記事>
════════════════════

JIA愛知建築セミナー2008「明日をつくる建築家のために」
シリーズ1「地球環境と建築」第5回
中村康平先生を迎えて 〜金沢21 世紀美術館、中村邸ほか〜
(平野恵津泰/ワーク◦キューブ)
 JIA愛知建築セミナー2007に続く、JIA愛知建築セミナー2008シリーズ1も今回で無事最終回を迎えることができた。これも講師の方々、参加いただいた受講者の皆さん、セミナーを盛り立てた委員の皆さんのおかげです。ありがとうございました。
 12月6〜7日の宿泊見学会は、これまでにない企画満載なものであった。早朝集合も初めてのこと、講義が現地金沢で行われたことも、宿泊見学会の講師に建築家以外の方を迎えたことも初めての企画であった。早朝からの金沢に向かうバスツアーは順調に進行した。
 車中にて、今回の講師、陶芸家中村康平氏のドキュメンタリービデオを見て、受講者はまだ見ぬ先生に想いを馳せた。途中、福井県から石川県に抜けるころ、雪が舞い始め、雪の金沢とはなんと風情のいいことかと、みなの胸も高鳴った。
雪の金沢21世紀美術館
 金沢に着いて、最初はSANAAの金沢21世紀美術館の見学である。現場を担当された元所員の吉村寿博氏の引率にて、工事中の苦労やエピソード、担当したからこそ話せる貴重な逸話を聞けたことはとても有意義であり、刺激的でもあった。雪の金沢21世紀美術館は1度は見ておきたいと思っていたので、とてもいい機会であった。
雪の金沢21 世紀美術館 中村卓夫氏 中村康平氏
陶芸家 中村康平先生の講義
 宿泊先のホテルにて、中村先生の講義が行われた。生い立ちから学生時代、青年時代、現在と芸術に対して常に純粋な先生のエネルギッシュで若さあふれる講義であった。自分のためのものづくりという姿勢は、我々建築家とは一見違って見えるが、ものづくりという原点に返ってみれば、見習うべきところも多々あると思える話であった。

════════════════════

指示事項>
1: セミナー報告によると、金沢21世紀美術館の見学で受講者を引率したのは誰か。
2: セミナー報告の続きを、最後の文の後から書き進めなさい。

提供データ>
════════════════════

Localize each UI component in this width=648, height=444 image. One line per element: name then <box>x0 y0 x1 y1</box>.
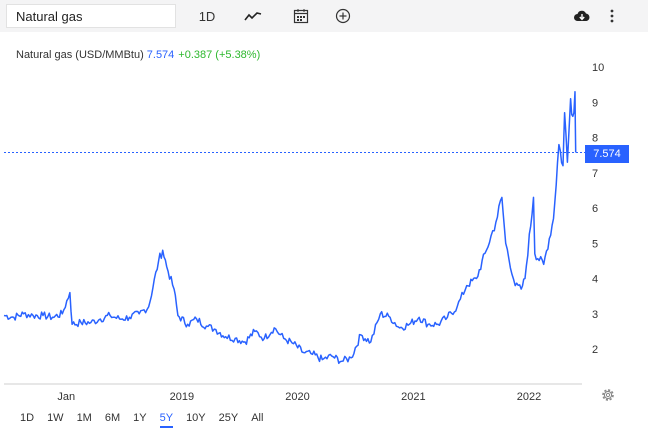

════════════════════

記述回答>
1: 現場を担当したSANAAの元所員、吉村寿博氏です。

2:
 夕食は、中村先生、引率いただいた吉村さん、金沢で活躍されている建築家、平口泰夫さん、ほかCAAK(Center for Art& Architecture, Kanazawa の略。金沢在住の若手美術・建築関係者によって結成されたグループ)で活躍されている方々にも加わっていただき、とても楽しい晩餐となった。
芸術家の施主2人と建築家
 翌日は、内藤廣氏設計の中村先生のご自宅を見学させていただいた。中村邸は次兄の中村卓夫氏(3代目中村梅山)と3男の中村康平先生の2棟建ての家であり、この2棟の間に割って入っているように、父、中村梅山の残した茶室が立ち並ぶ。施主として2人の芸術家と建築家、この状況で、なかなかうまくまとまるものではない。設計者の力量にも感嘆した。また、3者のやりとりは聞いている我々にも大変刺激的であり、興味深いものでもあった。また、茶室で芸術論を熱く語る中村先生の姿に心惹かれ、寒さも時間も忘れて聞き入ってしまった。中村先生の言う「王道を歩いてみようと思った」という言葉はきっと、先生のこれからの芸術活動での決断であり、自分の人生そのものの道筋でもある言葉ともとれるものであった。
雪のシリーズ1から初夏のシリーズ2へ
 金沢を離れ、途中、加賀市の中谷宇吉郎雪の科学館に立ち寄った。磯崎新氏設計の施設である。柴山潟に張り出したこの施設も、今回、冬のセミナーの締めくくりにはぴったりのものであった。
 次のシリーズ2は春から初夏のシリーズとなります。最終回の宿泊見学会は、初夏の京都です。今回のようにぜひ成功させたいと思いますので、皆さん、ご協力よろしくお願いいたします。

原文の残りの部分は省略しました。